• [ページ]
+++
チェンマイ独居老人の華麗なる生活1677
(#22懐かしき女優:花柳小菊)
不幸のほとんどは、 金でかたづけられる。
菊池寛 (作家)
今回も70〜80代の映画ファンならご存知の女優が登場。
でも花柳小菊ファンの人がどの位いらっしゃるやら。

☝ 山田五十鈴(左)とともに(1949年)
花柳小菊は本名・斎藤 芳子、 大正10年(1921年)2月に東京・京橋に生まれた。
尋常小学校を卒業後、 神楽坂の芸者の道へ → 小菊の名で半玉になる。
マキノ正博にスカウトされ1935年、 日活映画 「恋愛人名簿」 に主演。
芸名は妓籍のまま、 14歳で二枚目俳優の滝口新太郎とコンビで売り出され、 スターの道をまっしぐら。
但し14歳といっても子役ではなく、 大人の女性の役を演じた。
日活の年賀状用写真(1936年:昭.11)

☝ 左から黒田記代、 花柳小菊、 原みち子、 池 雅子。
時代劇出演も増え、 阪東妻三郎や片岡千恵蔵の相手役となる。


☝ 坂東妻三郎と共演。
1940年に日活を退社、 その後は新派の舞台出演が増える。
1940年(昭和15年)、 内務省の指示で芸能界に難題が....
「新興行取締規則」 が警視総監名で公布された。
芸能人は内務省が発行する技芸証(許可証)が必要になる。
「思想、 素行、 経歴その他不適当と認むる者」 は不許可に...
ここで花柳小菊(その時19歳)が引っ掛かった。
「俳優と芸者の二足ワラジは不適当なり」 の難癖だ。
面白いことに花柳小菊は何を考えたか、 芸者の方を選ぶ。
理由は分からぬが、 芸能人だと戦地慰問に行く可能性があるからか。
+++
• [保存データ]
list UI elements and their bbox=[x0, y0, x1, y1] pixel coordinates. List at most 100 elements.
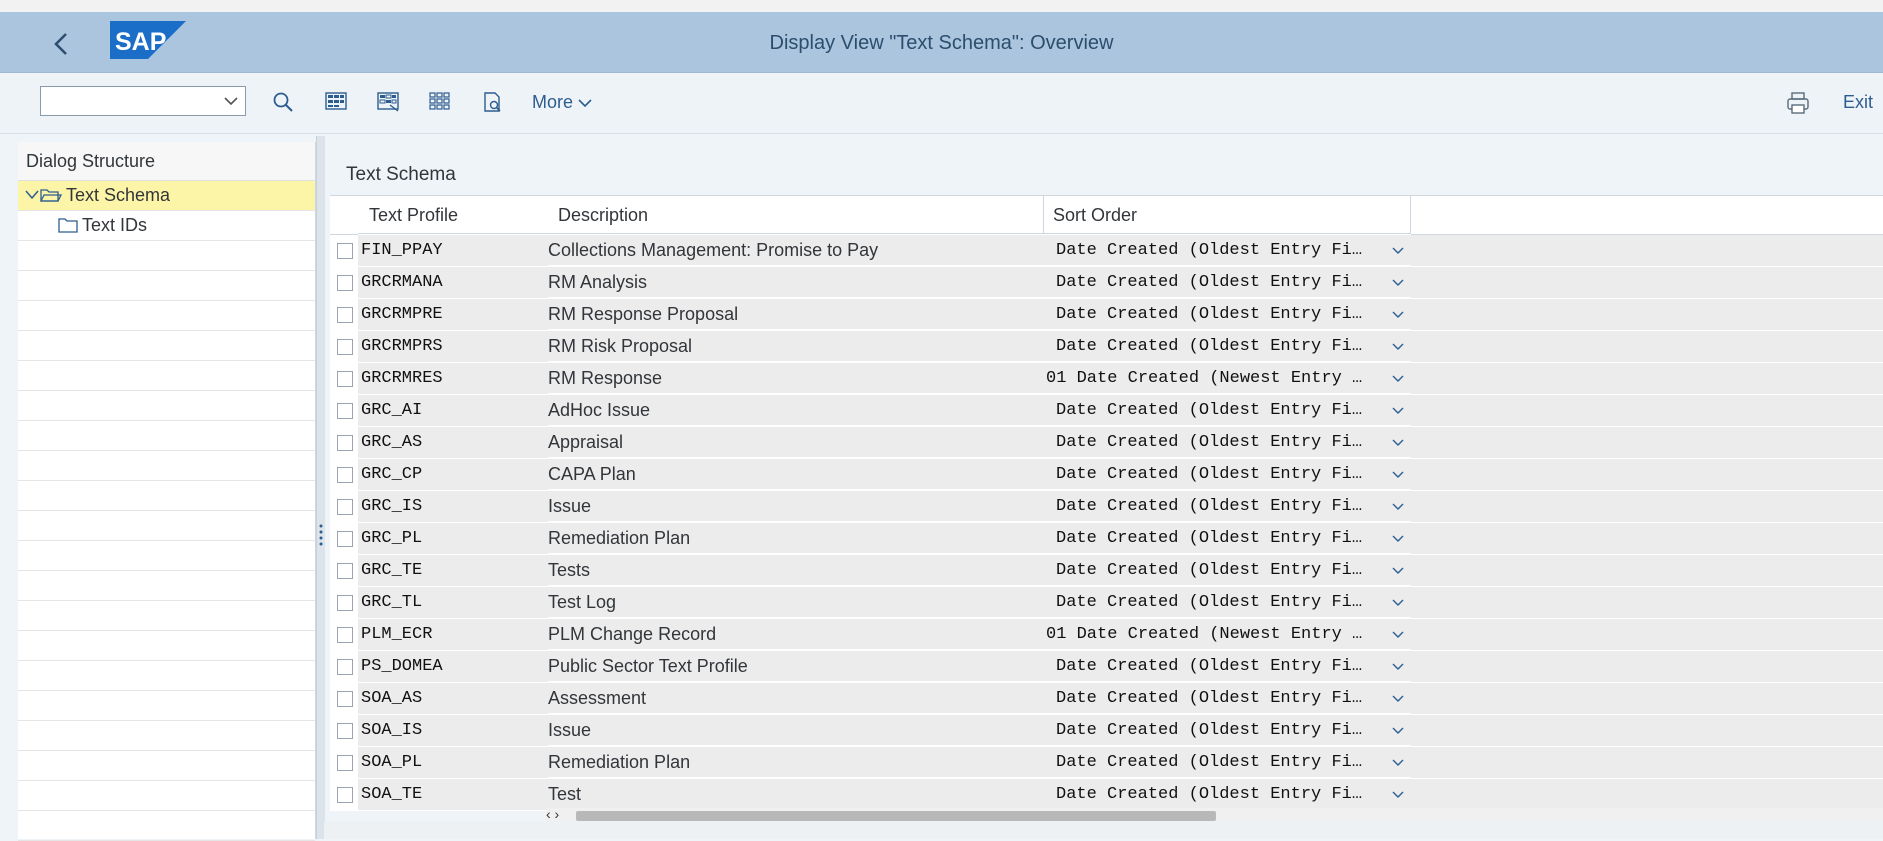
+++
• [課題]
花柳小菊について述べた文章を、最後の文のあとから書き継ぎなさい。

• [解答]
話は脱線するが、 この頃から政府の統制が厳しくなる。
内務省は芸名の中で、 不真面目、 不敬、 外国人と間違えやすいものの改名を指示。
仕方なく改名した芸能人には、
ディック・ミネ(歌手) → 三根耕一
藤原釜足(俳優) → 藤原鶏太(理由は藤原鎌足に関連か)
リーガル千太・万吉(漫才) → 柳家千太・万吉
ミス・ワカナ(漫才) → 玉松ワカナ
中村メイ(5月生まれでメイは本名) → 中村メイコ(俳優)
メイは敵性語だからダメという理由。
他には、 平和ラッパ(芸人)、 ミス・コロンビ ア(歌手)、 エミ・石河(松竹)、 南里コンパル(同) 、 尼リリス(日活)など。
不敬なものとしては、 園御幸(宝塚)、 御剣敬子(同)、 熱田みや子(日活)、 吉野みゆき(新興)に改名命令。
戦前の芸能人はこんな愚かな命令に従わざるを得なかった。
* *
花柳小菊は戦後も松竹、 東宝、 大映、 東映で大活躍。
1956年、 東映専属になる。

☝ 左は大友柳太郎。
脇役で多くの時代劇に出演したが、 時代劇ブームが去った1963年に東映を退社。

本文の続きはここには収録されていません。